** begin Input rows **
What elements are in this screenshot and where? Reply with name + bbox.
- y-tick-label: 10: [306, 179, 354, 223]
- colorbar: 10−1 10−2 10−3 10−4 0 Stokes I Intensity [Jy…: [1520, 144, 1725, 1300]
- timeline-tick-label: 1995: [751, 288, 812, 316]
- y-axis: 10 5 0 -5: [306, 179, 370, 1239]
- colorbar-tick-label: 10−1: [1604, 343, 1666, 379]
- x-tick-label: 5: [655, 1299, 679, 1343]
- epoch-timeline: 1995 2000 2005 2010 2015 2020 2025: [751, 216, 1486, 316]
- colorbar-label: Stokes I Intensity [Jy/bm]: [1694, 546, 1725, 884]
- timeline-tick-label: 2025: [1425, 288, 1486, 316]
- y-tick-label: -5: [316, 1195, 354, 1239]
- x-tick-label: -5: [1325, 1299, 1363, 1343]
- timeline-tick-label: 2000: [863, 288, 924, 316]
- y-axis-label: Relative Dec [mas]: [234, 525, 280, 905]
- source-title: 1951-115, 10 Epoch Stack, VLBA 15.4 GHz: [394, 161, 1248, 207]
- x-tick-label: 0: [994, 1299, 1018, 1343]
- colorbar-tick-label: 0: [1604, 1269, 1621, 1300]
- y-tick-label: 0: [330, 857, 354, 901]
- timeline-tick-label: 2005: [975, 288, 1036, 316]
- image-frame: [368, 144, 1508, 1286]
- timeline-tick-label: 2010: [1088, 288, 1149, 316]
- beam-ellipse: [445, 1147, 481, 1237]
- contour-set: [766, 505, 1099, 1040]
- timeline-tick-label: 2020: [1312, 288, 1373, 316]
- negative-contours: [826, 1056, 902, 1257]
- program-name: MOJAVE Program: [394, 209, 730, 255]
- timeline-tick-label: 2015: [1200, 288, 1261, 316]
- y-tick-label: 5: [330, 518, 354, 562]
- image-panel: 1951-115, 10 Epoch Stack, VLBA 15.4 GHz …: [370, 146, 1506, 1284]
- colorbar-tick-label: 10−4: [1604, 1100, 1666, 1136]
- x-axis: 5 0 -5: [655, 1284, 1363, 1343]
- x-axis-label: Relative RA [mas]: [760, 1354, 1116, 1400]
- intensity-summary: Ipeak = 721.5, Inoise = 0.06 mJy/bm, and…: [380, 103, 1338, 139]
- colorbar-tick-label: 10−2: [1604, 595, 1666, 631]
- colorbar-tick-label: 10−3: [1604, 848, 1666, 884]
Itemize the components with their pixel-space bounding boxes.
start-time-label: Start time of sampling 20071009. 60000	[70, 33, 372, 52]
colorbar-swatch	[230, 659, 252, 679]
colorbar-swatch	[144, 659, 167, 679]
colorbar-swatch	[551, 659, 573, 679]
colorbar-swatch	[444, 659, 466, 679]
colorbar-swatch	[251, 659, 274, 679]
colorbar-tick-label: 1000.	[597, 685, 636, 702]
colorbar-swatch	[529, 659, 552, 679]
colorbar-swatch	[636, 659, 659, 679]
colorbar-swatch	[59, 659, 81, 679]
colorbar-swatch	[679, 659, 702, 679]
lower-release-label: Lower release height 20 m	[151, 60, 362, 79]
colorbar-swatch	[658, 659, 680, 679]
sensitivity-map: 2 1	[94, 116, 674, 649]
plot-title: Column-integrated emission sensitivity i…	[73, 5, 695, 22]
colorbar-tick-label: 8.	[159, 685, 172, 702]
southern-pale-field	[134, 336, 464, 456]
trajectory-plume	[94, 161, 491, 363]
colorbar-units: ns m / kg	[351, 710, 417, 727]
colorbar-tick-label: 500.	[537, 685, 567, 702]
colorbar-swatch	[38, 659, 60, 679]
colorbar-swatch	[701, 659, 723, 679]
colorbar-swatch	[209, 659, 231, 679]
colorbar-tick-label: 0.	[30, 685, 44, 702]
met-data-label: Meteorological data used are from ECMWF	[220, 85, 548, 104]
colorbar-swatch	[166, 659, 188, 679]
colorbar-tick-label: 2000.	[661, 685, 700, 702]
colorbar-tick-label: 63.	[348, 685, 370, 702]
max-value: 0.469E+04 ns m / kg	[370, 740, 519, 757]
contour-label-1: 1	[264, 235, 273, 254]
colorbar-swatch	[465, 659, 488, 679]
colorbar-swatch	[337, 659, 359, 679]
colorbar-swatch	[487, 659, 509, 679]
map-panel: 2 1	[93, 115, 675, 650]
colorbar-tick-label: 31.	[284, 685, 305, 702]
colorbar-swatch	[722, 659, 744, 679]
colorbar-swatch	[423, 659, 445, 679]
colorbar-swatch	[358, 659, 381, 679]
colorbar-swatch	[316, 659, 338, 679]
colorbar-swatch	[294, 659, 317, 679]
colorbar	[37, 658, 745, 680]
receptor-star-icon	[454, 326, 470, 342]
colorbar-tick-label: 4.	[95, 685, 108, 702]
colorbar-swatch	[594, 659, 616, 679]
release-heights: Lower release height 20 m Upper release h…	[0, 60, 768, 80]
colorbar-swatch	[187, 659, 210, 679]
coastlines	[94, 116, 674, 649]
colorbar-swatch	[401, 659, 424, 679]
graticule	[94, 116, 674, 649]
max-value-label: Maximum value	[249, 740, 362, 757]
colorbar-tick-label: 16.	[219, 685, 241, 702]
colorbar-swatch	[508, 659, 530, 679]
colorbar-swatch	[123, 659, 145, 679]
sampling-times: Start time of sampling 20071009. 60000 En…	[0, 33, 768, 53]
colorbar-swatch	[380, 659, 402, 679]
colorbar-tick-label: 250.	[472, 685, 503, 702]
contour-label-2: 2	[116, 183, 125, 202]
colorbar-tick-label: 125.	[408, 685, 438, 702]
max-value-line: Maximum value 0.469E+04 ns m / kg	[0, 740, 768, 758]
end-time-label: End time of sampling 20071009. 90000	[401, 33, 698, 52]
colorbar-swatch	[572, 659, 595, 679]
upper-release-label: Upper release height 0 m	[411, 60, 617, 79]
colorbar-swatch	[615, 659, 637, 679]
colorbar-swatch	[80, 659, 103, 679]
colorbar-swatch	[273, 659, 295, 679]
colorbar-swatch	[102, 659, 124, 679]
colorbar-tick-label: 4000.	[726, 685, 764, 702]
** end Input rows **
* **What is needed**
Output the entries exactly as they stand, from the first line through the line holding "- intensity-summary: Ipeak", inclusive.

* **Solution below**
What elements are in this screenshot and where? Reply with name + bbox.
- y-tick-label: 10: [306, 179, 354, 223]
- colorbar: 10−1 10−2 10−3 10−4 0 Stokes I Intensity [Jy…: [1520, 144, 1725, 1300]
- timeline-tick-label: 1995: [751, 288, 812, 316]
- y-axis: 10 5 0 -5: [306, 179, 370, 1239]
- colorbar-tick-label: 10−1: [1604, 343, 1666, 379]
- x-tick-label: 5: [655, 1299, 679, 1343]
- epoch-timeline: 1995 2000 2005 2010 2015 2020 2025: [751, 216, 1486, 316]
- colorbar-label: Stokes I Intensity [Jy/bm]: [1694, 546, 1725, 884]
- timeline-tick-label: 2025: [1425, 288, 1486, 316]
- y-tick-label: -5: [316, 1195, 354, 1239]
- x-tick-label: -5: [1325, 1299, 1363, 1343]
- timeline-tick-label: 2000: [863, 288, 924, 316]
- y-axis-label: Relative Dec [mas]: [234, 525, 280, 905]
- source-title: 1951-115, 10 Epoch Stack, VLBA 15.4 GHz: [394, 161, 1248, 207]
- x-tick-label: 0: [994, 1299, 1018, 1343]
- colorbar-tick-label: 0: [1604, 1269, 1621, 1300]
- y-tick-label: 0: [330, 857, 354, 901]
- timeline-tick-label: 2005: [975, 288, 1036, 316]
- image-frame: [368, 144, 1508, 1286]
- timeline-tick-label: 2010: [1088, 288, 1149, 316]
- beam-ellipse: [445, 1147, 481, 1237]
- contour-set: [766, 505, 1099, 1040]
- timeline-tick-label: 2020: [1312, 288, 1373, 316]
- negative-contours: [826, 1056, 902, 1257]
- program-name: MOJAVE Program: [394, 209, 730, 255]
- timeline-tick-label: 2015: [1200, 288, 1261, 316]
- y-tick-label: 5: [330, 518, 354, 562]
- image-panel: 1951-115, 10 Epoch Stack, VLBA 15.4 GHz …: [370, 146, 1506, 1284]
- colorbar-tick-label: 10−4: [1604, 1100, 1666, 1136]
- x-axis: 5 0 -5: [655, 1284, 1363, 1343]
- x-axis-label: Relative RA [mas]: [760, 1354, 1116, 1400]
- intensity-summary: Ipeak = 721.5, Inoise = 0.06 mJy/bm, and…: [380, 103, 1338, 139]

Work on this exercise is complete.